▶ Text
The same way they used to be able to do it with triple-D-cups?

The same way a noticeably obese plumber can jump several times his own height?

The same way Yangus or Torneko can mow down tons of monsters without keeling over from a heart attack?

We're talking about video games, pleading reality is disingenuous.
Isn't that sorta the argument being made in favor of these though? That realism needs to addressed with these body types not being realistic? If someone's going to complain that a character isn't unhealthy fat enough, people opposing it get to pull realism into it as well.

They didn't bring Mario into this, they brought Lara Croft. They didn't talk about Dragon Quest, they're talking about Tekken, Tomb Raider, Final Fantasy. Games where there's a level of realism in the wacky universes they're a part of. Nobody expects realism in Mario. Miyamoto's come out and told everyone to think of each Mario game more like it's a TV series or play complete with special effects and why they play out roughly the same way each time, because everything you do is, in-universe, scripted. You punch blocks because you're supposed to and you've got a wicked SFX team, you jump on Lizards of Unusual Size because the script says so, you "massacre" countless minions because the story they're putting on demands it.

People can tolerate the gigantic jugs, there's fit people that do have abnormally large chesticles in the real world, but there's not a huge amount of people as unfit as the shops are making them into that do what those characters do on a regular basis. You either get to play the realism card completely whether it's beneficial or not to you, or you don't.

▶ Dataset content
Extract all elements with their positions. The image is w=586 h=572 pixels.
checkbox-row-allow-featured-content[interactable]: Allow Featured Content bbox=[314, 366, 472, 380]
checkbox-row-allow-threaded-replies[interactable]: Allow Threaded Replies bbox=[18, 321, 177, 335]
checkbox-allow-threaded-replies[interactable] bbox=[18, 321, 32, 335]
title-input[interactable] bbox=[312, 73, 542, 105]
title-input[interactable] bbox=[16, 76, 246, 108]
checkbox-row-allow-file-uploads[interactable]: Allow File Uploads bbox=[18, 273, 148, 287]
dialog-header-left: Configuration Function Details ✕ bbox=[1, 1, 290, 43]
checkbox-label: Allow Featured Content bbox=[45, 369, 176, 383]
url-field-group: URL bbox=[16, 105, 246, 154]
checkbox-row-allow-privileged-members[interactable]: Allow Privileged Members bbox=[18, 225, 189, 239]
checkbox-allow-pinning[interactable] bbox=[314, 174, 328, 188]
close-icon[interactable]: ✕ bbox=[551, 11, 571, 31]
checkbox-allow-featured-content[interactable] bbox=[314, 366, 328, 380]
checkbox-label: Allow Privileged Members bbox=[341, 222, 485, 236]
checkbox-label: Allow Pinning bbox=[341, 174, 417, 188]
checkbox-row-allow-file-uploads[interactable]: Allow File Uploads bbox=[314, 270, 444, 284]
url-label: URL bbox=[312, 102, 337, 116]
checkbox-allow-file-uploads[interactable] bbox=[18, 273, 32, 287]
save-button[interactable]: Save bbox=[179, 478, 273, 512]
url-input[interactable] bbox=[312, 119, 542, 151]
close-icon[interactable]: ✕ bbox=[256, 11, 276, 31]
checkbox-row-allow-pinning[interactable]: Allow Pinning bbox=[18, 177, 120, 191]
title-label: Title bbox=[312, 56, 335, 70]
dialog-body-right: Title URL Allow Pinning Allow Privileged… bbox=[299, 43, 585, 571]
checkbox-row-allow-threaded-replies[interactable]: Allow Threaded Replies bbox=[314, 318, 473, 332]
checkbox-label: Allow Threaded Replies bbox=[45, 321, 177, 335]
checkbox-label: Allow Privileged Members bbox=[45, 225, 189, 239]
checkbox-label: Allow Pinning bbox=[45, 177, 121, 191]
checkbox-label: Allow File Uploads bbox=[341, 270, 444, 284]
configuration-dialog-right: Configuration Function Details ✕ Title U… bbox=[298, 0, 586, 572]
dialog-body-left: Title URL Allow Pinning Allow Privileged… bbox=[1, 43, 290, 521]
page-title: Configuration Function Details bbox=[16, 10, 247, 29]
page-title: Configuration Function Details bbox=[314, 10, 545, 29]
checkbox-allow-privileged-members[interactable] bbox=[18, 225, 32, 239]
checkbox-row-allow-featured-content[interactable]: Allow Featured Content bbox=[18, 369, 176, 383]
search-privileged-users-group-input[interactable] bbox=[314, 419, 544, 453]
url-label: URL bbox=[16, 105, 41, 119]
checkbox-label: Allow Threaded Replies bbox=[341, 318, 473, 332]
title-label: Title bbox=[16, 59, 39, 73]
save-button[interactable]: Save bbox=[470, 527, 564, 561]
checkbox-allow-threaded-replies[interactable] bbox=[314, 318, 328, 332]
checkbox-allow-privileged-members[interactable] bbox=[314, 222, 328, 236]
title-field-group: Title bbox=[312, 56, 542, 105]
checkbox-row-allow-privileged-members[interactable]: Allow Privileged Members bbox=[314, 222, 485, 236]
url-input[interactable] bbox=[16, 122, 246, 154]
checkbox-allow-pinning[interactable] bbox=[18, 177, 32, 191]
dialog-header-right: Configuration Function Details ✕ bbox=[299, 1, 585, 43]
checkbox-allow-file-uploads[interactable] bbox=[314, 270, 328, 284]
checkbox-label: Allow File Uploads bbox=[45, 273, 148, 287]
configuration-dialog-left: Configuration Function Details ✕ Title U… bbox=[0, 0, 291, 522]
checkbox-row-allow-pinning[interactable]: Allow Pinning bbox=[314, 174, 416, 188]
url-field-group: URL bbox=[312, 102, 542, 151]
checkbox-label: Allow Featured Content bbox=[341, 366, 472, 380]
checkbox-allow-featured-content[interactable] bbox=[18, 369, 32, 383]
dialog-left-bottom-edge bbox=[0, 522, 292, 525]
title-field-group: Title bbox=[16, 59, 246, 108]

▶ Work required
Please state what, according to the text, Miyamoto has told everyone to think of each Mario game as.

▶ Response to the task
A TV series or play complete with special effects.